● **WHAT THE EXERCISE ASKS**: Print each of the entries exactly, leaving nothing out.

● **INPUT RECORDS**:
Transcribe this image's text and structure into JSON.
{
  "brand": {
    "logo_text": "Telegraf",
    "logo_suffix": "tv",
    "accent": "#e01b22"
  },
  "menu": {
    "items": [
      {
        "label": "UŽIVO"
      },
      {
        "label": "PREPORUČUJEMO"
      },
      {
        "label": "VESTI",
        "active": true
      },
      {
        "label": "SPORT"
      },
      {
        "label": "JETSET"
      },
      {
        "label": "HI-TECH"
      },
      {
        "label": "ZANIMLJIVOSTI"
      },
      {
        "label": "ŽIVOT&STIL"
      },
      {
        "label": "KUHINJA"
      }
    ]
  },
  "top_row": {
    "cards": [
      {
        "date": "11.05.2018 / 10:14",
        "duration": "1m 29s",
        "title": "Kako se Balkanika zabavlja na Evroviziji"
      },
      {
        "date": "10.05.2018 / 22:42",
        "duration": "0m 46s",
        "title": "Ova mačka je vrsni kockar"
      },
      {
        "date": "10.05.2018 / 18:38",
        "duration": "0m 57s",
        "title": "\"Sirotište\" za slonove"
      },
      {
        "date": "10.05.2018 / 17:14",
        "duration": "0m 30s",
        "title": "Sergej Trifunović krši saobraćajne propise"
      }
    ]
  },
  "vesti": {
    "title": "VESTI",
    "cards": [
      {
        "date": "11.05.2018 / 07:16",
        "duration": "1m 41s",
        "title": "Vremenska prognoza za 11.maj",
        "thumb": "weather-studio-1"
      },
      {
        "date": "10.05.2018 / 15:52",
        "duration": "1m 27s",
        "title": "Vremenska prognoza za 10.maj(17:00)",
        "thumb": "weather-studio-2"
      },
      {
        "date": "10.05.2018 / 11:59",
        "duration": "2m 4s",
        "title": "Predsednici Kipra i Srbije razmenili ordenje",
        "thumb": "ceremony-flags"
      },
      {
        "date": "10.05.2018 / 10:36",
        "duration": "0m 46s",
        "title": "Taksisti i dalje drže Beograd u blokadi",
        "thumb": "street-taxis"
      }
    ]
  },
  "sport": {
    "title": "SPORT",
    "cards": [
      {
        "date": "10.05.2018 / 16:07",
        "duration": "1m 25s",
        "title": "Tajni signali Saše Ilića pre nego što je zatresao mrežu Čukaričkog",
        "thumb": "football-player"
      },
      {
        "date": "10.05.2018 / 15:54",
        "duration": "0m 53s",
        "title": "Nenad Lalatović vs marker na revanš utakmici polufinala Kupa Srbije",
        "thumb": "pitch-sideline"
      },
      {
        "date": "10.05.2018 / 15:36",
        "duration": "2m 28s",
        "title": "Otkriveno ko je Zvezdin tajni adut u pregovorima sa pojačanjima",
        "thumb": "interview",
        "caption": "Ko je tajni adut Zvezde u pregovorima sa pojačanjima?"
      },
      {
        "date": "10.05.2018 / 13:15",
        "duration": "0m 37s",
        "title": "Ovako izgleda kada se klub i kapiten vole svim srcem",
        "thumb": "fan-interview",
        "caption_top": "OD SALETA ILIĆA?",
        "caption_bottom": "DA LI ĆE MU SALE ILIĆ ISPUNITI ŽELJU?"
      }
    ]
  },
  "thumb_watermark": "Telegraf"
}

● **WRITTEN REPLY**:
Transcribe this image's text and structure into JSON.
{
  "brand": {
    "logo_text": "Telegraf",
    "logo_suffix": "tv",
    "accent": "#e01b22"
  },
  "menu": {
    "items": [
      {
        "label": "UŽIVO"
      },
      {
        "label": "PREPORUČUJEMO"
      },
      {
        "label": "VESTI",
        "active": true
      },
      {
        "label": "SPORT"
      },
      {
        "label": "JETSET"
      },
      {
        "label": "HI-TECH"
      },
      {
        "label": "ZANIMLJIVOSTI"
      },
      {
        "label": "ŽIVOT&STIL"
      },
      {
        "label": "KUHINJA"
      }
    ]
  },
  "top_row": {
    "cards": [
      {
        "date": "11.05.2018 / 10:14",
        "duration": "1m 29s",
        "title": "Kako se Balkanika zabavlja na Evroviziji"
      },
      {
        "date": "10.05.2018 / 22:42",
        "duration": "0m 46s",
        "title": "Ova mačka je vrsni kockar"
      },
      {
        "date": "10.05.2018 / 18:38",
        "duration": "0m 57s",
        "title": "\"Sirotište\" za slonove"
      },
      {
        "date": "10.05.2018 / 17:14",
        "duration": "0m 30s",
        "title": "Sergej Trifunović krši saobraćajne propise"
      }
    ]
  },
  "vesti": {
    "title": "VESTI",
    "cards": [
      {
        "date": "11.05.2018 / 07:16",
        "duration": "1m 41s",
        "title": "Vremenska prognoza za 11.maj",
        "thumb": "weather-studio-1"
      },
      {
        "date": "10.05.2018 / 15:52",
        "duration": "1m 27s",
        "title": "Vremenska prognoza za 10.maj(17:00)",
        "thumb": "weather-studio-2"
      },
      {
        "date": "10.05.2018 / 11:59",
        "duration": "2m 4s",
        "title": "Predsednici Kipra i Srbije razmenili ordenje",
        "thumb": "ceremony-flags"
      },
      {
        "date": "10.05.2018 / 10:36",
        "duration": "0m 46s",
        "title": "Taksisti i dalje drže Beograd u blokadi",
        "thumb": "street-taxis"
      }
    ]
  },
  "sport": {
    "title": "SPORT",
    "cards": [
      {
        "date": "10.05.2018 / 16:07",
        "duration": "1m 25s",
        "title": "Tajni signali Saše Ilića pre nego što je zatresao mrežu Čukaričkog",
        "thumb": "football-player"
      },
      {
        "date": "10.05.2018 / 15:54",
        "duration": "0m 53s",
        "title": "Nenad Lalatović vs marker na revanš utakmici polufinala Kupa Srbije",
        "thumb": "pitch-sideline"
      },
      {
        "date": "10.05.2018 / 15:36",
        "duration": "2m 28s",
        "title": "Otkriveno ko je Zvezdin tajni adut u pregovorima sa pojačanjima",
        "thumb": "interview",
        "caption": "Ko je tajni adut Zvezde u pregovorima sa pojačanjima?"
      },
      {
        "date": "10.05.2018 / 13:15",
        "duration": "0m 37s",
        "title": "Ovako izgleda kada se klub i kapiten vole svim srcem",
        "thumb": "fan-interview",
        "caption_top": "OD SALETA ILIĆA?",
        "caption_bottom": "DA LI ĆE MU SALE ILIĆ ISPUNITI ŽELJU?"
      }
    ]
  },
  "thumb_watermark": "Telegraf"
}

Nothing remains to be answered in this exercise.